Short problem:
Reproduce all entries precisely, down to the last character.

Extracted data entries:
----------------
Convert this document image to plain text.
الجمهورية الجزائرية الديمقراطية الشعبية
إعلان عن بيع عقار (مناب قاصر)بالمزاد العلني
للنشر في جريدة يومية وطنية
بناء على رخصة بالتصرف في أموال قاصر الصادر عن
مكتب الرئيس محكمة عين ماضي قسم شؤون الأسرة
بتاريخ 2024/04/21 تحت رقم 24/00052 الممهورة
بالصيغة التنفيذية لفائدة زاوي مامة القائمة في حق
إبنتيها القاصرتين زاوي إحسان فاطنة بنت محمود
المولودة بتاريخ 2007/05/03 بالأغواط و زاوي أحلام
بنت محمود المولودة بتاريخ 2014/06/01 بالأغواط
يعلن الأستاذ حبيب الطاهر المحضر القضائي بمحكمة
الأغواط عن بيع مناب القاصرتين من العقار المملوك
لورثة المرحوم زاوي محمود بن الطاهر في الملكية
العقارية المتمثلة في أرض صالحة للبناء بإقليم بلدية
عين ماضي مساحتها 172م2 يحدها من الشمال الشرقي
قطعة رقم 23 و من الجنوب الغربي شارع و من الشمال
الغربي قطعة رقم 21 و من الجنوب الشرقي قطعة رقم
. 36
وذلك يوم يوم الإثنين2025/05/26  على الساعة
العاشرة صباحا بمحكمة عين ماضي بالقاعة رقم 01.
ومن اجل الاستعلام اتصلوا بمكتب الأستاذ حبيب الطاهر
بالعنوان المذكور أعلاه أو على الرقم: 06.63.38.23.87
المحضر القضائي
----------------
Answer for the task:
Convert this document image to plain text.
الجمهورية الجزائرية الديمقراطية الشعبية
إعلان عن بيع عقار (مناب قاصر)بالمزاد العلني
للنشر في جريدة يومية وطنية
بناء على رخصة بالتصرف في أموال قاصر الصادر عن
مكتب الرئيس محكمة عين ماضي قسم شؤون الأسرة
بتاريخ 2024/04/21 تحت رقم 24/00052 الممهورة
بالصيغة التنفيذية لفائدة زاوي مامة القائمة في حق
إبنتيها القاصرتين زاوي إحسان فاطنة بنت محمود
المولودة بتاريخ 2007/05/03 بالأغواط و زاوي أحلام
بنت محمود المولودة بتاريخ 2014/06/01 بالأغواط
يعلن الأستاذ حبيب الطاهر المحضر القضائي بمحكمة
الأغواط عن بيع مناب القاصرتين من العقار المملوك
لورثة المرحوم زاوي محمود بن الطاهر في الملكية
العقارية المتمثلة في أرض صالحة للبناء بإقليم بلدية
عين ماضي مساحتها 172م2 يحدها من الشمال الشرقي
قطعة رقم 23 و من الجنوب الغربي شارع و من الشمال
الغربي قطعة رقم 21 و من الجنوب الشرقي قطعة رقم
. 36
وذلك يوم يوم الإثنين2025/05/26  على الساعة
العاشرة صباحا بمحكمة عين ماضي بالقاعة رقم 01.
ومن اجل الاستعلام اتصلوا بمكتب الأستاذ حبيب الطاهر
بالعنوان المذكور أعلاه أو على الرقم: 06.63.38.23.87
المحضر القضائي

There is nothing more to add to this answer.